What is required:
Rewrite everything from the start of the records down to the line containing "month-bar[interactable]: [585, 237, 605, 295]", replacing "info-icon" with "help-icon" and keeping everything else the same.

Records provided:
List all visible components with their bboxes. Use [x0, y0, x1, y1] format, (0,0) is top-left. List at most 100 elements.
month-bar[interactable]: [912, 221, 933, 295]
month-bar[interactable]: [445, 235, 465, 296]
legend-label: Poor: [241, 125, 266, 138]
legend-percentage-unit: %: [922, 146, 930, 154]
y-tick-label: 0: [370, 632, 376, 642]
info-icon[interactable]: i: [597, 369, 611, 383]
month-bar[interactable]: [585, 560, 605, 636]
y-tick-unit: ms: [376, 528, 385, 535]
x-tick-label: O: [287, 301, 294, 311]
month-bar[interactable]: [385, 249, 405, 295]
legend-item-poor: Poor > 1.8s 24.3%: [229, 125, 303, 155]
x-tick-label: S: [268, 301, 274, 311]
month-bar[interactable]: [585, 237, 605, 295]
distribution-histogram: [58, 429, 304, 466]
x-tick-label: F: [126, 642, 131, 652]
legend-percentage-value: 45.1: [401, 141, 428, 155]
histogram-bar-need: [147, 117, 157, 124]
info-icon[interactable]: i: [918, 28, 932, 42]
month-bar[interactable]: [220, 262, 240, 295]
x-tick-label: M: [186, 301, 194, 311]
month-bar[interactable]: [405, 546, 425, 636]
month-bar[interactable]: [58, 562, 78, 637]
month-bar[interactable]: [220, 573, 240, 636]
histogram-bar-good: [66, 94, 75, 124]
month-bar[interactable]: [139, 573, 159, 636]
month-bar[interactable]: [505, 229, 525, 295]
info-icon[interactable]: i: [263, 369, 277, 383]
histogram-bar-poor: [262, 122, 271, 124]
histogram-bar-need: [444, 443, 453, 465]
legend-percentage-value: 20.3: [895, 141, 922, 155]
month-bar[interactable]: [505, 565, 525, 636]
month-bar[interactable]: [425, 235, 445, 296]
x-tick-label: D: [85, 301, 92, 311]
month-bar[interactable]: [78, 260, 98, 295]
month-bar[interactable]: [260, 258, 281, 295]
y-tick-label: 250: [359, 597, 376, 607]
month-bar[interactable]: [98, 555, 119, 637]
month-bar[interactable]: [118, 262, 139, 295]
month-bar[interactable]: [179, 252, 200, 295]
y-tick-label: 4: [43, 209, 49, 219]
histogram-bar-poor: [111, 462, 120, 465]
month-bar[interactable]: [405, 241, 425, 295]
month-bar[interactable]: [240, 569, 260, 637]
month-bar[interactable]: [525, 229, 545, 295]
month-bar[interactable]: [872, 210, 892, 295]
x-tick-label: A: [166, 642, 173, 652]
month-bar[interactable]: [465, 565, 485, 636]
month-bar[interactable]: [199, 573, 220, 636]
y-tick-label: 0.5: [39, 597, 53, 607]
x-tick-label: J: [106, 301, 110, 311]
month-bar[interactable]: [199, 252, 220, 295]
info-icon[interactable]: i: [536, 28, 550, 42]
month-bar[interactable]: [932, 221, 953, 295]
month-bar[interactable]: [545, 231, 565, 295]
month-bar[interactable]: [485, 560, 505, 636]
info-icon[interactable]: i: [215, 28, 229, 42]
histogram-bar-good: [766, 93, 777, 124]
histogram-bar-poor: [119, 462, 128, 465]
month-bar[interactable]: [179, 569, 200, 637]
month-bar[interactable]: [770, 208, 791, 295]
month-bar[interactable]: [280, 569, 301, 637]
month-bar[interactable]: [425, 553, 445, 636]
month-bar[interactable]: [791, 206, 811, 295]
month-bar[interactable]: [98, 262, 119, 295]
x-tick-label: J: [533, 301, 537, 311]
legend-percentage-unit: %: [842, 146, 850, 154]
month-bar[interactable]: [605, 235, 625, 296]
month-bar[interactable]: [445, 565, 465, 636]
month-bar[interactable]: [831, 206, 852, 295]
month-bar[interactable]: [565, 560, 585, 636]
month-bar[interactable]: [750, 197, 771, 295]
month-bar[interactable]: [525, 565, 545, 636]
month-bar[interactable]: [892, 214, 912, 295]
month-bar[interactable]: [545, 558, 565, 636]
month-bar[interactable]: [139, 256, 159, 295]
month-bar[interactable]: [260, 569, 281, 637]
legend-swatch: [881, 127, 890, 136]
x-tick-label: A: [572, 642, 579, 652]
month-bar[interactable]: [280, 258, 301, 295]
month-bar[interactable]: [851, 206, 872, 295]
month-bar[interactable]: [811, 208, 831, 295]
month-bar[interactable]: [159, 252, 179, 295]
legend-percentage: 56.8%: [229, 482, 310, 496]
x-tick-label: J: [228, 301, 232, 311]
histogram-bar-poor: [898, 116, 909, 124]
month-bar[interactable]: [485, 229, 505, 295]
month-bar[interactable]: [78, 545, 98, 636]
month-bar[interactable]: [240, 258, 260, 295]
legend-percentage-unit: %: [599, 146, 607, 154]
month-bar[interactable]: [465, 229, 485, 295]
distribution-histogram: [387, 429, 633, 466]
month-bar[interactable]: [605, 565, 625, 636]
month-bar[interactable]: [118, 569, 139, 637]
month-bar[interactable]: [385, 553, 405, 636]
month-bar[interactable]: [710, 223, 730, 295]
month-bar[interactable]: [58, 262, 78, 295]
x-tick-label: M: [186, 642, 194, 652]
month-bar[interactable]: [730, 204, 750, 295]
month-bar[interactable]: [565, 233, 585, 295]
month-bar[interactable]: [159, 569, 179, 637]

The completed task:
List all visible components with their bboxes. Use [x0, y0, x1, y1] format, (0,0) is top-left. List at most 100 elements.
month-bar[interactable]: [912, 221, 933, 295]
month-bar[interactable]: [445, 235, 465, 296]
legend-label: Poor: [241, 125, 266, 138]
legend-percentage-unit: %: [922, 146, 930, 154]
y-tick-label: 0: [370, 632, 376, 642]
help-icon[interactable]: i: [597, 369, 611, 383]
month-bar[interactable]: [585, 560, 605, 636]
y-tick-unit: ms: [376, 528, 385, 535]
x-tick-label: O: [287, 301, 294, 311]
month-bar[interactable]: [385, 249, 405, 295]
legend-item-poor: Poor > 1.8s 24.3%: [229, 125, 303, 155]
x-tick-label: S: [268, 301, 274, 311]
month-bar[interactable]: [585, 237, 605, 295]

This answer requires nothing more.